Exercise:
What is the number of lines containing "Cancel"? Give only that number.

(Collected data)
[START]

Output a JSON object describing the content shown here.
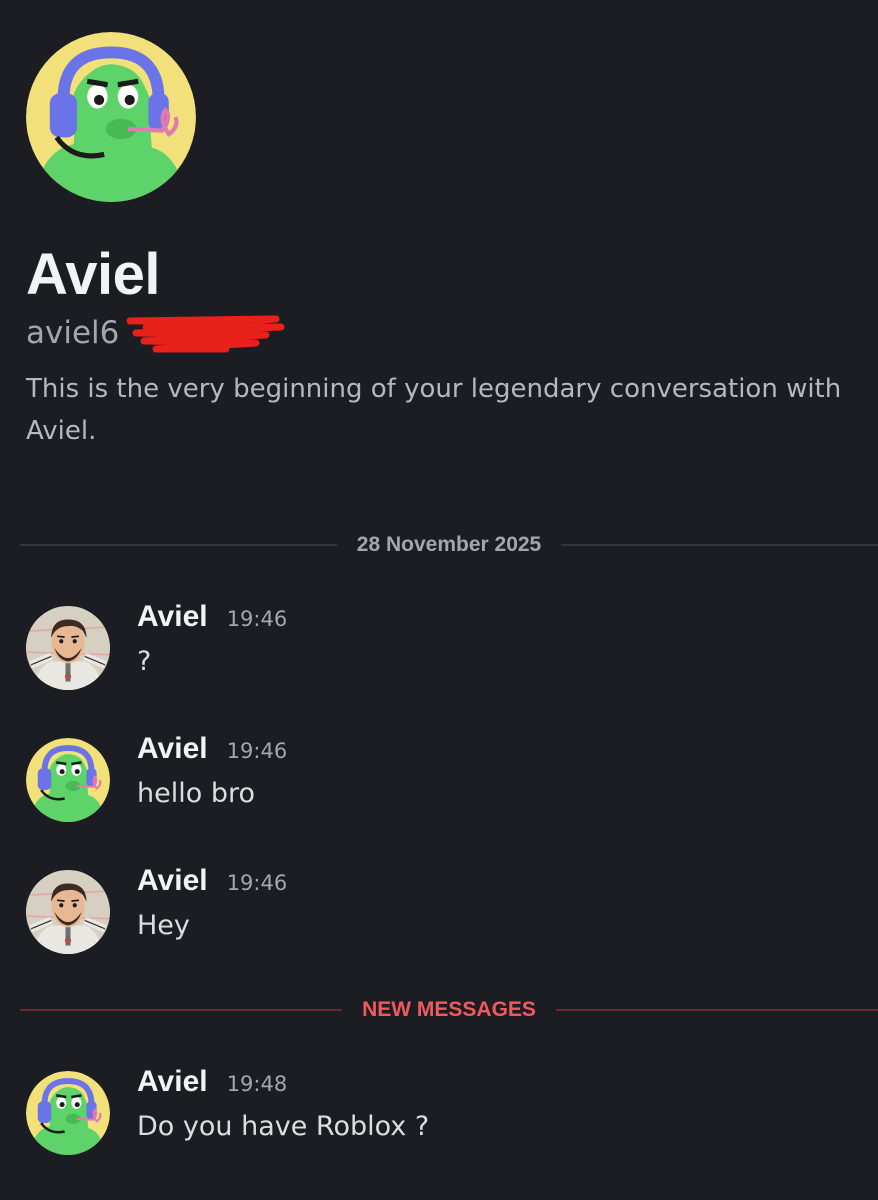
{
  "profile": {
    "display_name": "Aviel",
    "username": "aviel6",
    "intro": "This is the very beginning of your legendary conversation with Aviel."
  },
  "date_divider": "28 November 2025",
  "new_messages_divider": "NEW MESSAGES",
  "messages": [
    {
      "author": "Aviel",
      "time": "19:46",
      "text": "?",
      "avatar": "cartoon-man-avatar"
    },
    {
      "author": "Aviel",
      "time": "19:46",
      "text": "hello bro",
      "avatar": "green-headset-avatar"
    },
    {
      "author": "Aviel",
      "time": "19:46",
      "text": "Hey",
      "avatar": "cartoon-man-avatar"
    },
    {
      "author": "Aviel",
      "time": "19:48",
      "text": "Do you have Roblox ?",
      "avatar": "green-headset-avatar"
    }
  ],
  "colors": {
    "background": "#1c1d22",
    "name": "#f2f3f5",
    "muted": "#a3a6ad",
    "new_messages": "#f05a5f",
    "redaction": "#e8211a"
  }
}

[END]
[START]

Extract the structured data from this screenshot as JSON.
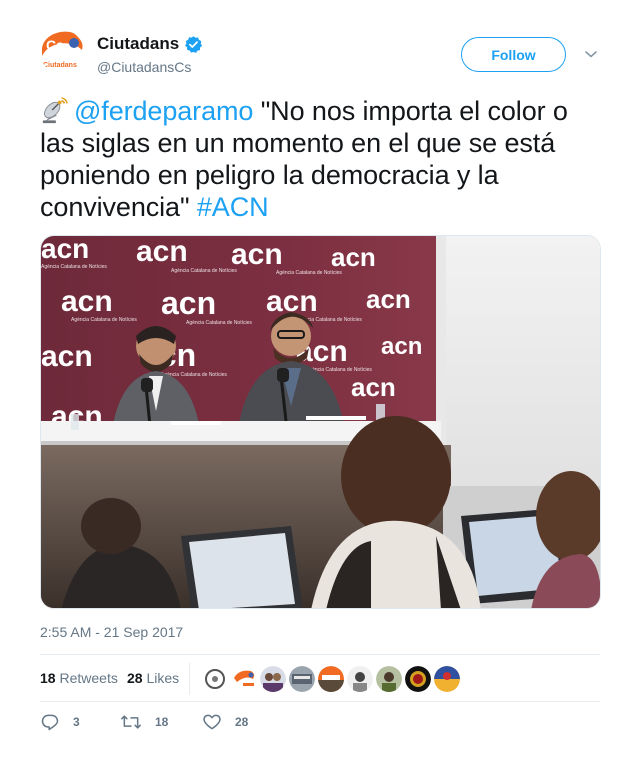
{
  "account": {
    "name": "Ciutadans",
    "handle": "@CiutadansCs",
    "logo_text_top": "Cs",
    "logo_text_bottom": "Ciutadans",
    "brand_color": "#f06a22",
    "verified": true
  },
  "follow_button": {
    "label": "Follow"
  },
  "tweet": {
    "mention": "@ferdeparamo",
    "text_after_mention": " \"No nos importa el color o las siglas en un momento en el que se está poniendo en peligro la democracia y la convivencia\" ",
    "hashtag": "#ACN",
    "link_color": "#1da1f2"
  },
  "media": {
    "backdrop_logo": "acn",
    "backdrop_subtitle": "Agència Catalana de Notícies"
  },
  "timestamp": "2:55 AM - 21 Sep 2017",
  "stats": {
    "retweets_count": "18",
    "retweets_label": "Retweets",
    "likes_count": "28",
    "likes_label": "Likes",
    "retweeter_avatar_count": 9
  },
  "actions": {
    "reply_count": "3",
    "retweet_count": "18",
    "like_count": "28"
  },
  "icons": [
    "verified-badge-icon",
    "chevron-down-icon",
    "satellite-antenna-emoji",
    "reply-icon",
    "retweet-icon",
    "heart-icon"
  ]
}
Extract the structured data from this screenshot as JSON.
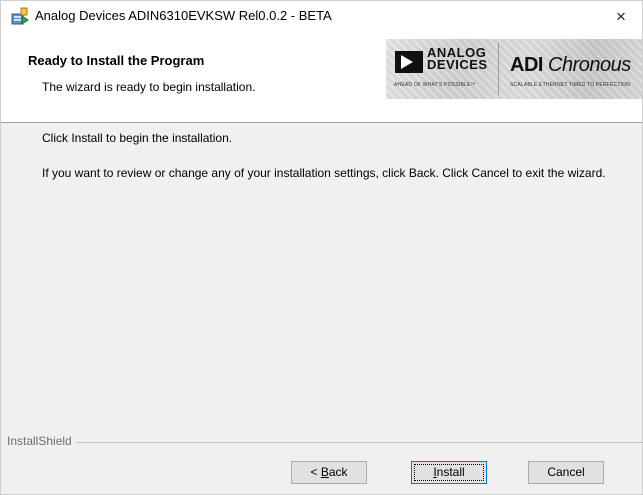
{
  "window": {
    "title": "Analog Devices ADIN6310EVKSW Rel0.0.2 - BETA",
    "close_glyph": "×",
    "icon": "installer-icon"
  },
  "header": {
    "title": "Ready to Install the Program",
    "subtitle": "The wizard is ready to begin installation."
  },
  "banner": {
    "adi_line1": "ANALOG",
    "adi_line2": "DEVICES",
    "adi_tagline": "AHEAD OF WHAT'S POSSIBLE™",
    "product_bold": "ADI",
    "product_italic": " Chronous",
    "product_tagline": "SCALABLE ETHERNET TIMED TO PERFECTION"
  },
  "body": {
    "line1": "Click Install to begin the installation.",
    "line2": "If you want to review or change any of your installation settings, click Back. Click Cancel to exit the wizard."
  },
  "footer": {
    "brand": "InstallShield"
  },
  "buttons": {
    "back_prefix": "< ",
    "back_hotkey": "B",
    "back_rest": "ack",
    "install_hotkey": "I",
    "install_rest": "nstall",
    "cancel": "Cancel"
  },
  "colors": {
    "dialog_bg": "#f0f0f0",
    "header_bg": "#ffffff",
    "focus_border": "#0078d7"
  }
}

[END]

Worked solution:
2